### WRITTEN INSTRUCTION:
Narrow the data below down to the lines containing "JSON".
********
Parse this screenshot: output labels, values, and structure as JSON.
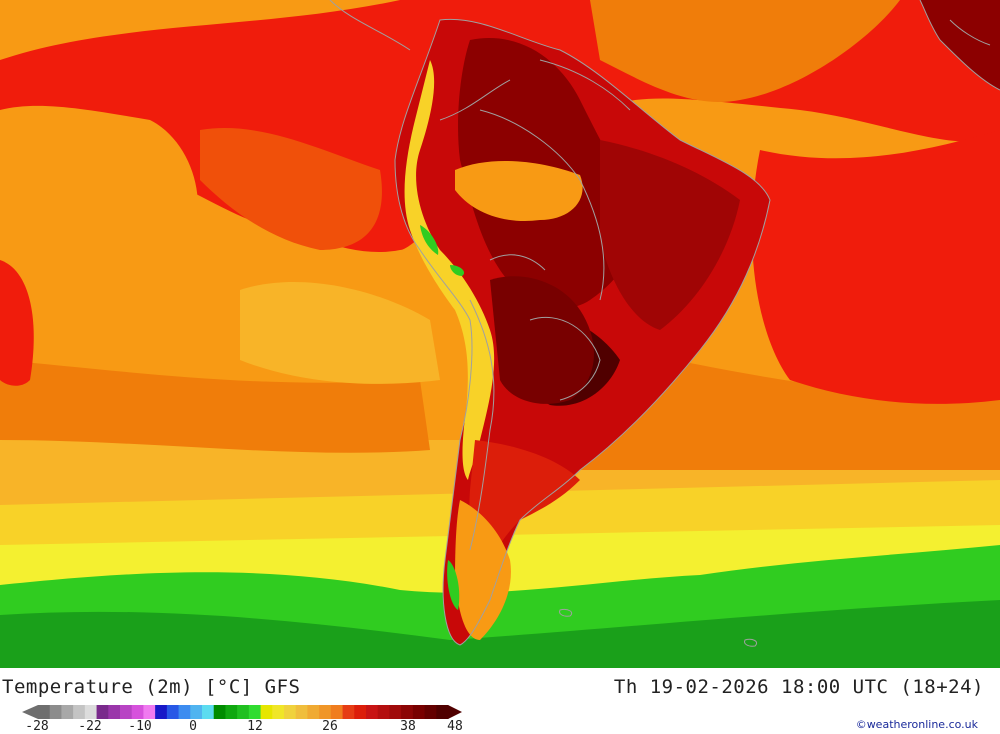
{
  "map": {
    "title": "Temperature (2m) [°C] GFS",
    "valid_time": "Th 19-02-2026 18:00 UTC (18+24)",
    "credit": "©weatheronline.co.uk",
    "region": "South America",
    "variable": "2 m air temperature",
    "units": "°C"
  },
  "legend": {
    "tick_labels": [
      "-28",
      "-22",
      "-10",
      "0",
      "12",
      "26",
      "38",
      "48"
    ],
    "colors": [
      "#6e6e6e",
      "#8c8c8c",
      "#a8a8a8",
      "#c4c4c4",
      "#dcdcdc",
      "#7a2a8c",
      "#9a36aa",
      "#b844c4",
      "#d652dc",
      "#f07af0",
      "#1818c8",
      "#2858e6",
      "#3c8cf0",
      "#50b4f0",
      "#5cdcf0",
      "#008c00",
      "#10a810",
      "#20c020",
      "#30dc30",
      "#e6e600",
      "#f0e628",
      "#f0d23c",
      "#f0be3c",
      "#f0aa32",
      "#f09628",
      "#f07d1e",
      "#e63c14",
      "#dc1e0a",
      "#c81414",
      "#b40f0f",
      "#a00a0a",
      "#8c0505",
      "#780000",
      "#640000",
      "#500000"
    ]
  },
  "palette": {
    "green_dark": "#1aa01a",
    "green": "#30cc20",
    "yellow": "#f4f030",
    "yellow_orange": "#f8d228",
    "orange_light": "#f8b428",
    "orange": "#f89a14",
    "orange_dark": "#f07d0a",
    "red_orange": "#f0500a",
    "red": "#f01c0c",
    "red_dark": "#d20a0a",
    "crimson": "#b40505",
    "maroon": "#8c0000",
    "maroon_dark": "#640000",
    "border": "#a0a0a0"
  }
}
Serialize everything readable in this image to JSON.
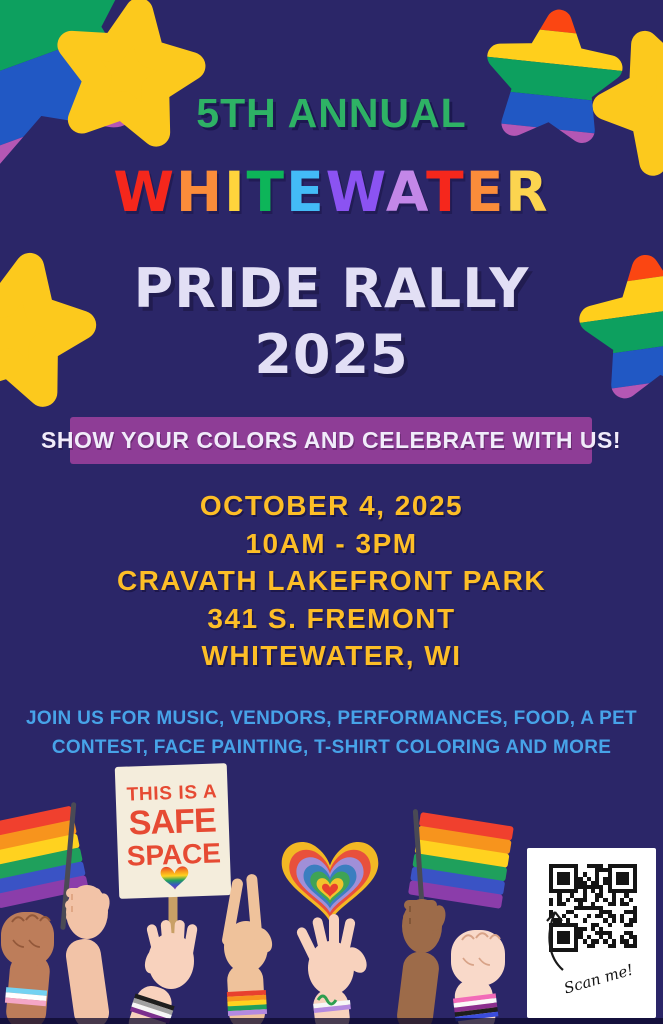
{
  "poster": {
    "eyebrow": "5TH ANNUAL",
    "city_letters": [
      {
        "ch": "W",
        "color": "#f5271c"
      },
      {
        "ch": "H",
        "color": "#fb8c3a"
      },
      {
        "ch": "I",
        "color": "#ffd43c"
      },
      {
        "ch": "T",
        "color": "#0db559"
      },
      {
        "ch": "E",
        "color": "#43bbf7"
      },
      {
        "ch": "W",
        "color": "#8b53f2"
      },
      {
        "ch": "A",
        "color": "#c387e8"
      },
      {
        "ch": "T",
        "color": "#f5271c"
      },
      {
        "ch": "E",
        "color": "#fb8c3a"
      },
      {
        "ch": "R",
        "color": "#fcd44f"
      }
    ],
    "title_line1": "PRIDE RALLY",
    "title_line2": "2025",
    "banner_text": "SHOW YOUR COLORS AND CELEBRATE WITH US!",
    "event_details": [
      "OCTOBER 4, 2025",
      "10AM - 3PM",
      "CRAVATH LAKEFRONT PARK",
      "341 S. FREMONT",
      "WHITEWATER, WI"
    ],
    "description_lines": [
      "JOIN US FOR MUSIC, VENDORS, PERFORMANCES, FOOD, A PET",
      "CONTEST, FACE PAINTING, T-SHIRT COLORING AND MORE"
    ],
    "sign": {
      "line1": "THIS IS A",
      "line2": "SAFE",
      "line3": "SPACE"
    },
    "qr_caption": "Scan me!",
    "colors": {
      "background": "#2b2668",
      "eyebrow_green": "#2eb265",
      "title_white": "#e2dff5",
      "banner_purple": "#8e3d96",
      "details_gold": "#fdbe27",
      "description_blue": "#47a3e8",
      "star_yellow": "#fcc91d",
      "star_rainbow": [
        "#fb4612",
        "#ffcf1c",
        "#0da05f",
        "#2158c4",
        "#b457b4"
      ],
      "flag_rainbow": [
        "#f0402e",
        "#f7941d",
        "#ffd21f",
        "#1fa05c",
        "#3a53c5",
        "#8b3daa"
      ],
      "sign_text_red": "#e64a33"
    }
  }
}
********
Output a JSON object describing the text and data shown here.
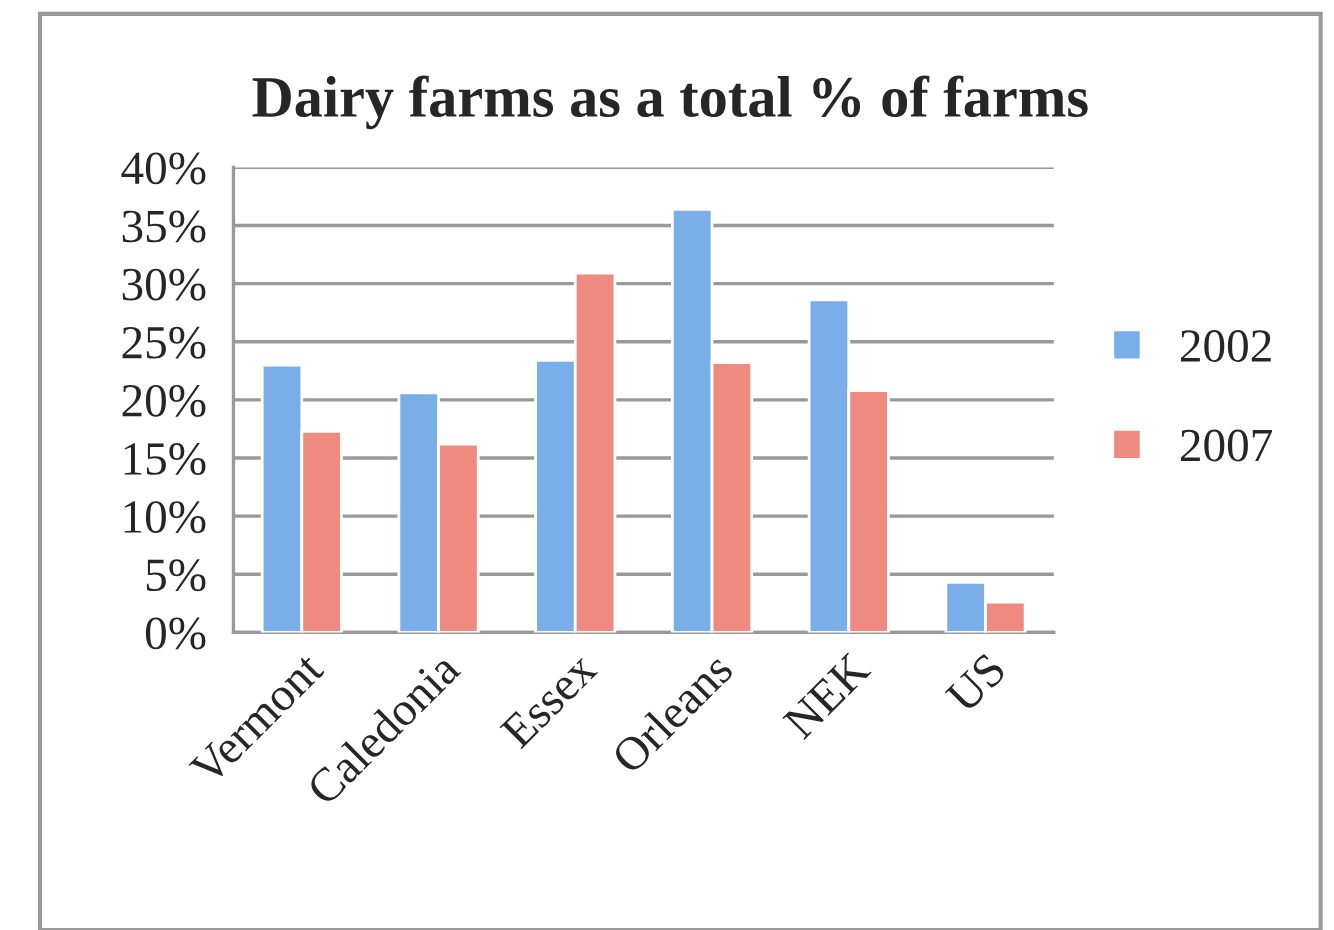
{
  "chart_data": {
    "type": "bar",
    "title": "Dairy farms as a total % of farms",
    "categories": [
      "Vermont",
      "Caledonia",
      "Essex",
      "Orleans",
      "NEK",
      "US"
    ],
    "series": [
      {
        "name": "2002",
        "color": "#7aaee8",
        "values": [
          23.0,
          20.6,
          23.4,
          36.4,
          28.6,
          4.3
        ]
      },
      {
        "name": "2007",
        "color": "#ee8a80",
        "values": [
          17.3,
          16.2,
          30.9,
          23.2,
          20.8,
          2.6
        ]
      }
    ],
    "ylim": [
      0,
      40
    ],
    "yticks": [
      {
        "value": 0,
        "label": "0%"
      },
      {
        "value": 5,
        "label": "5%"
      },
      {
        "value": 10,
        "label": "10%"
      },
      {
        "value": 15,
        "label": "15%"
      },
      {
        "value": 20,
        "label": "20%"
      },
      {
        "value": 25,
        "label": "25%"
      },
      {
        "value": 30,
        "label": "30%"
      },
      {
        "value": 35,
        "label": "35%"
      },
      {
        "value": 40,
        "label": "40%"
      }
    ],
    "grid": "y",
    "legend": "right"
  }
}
********
### TASK RESULT:
Parse this screenshot: output labels, values, and structure as JSON.
Serialize everything readable in this image to JSON.
Output a JSON object describing the text and data shown here.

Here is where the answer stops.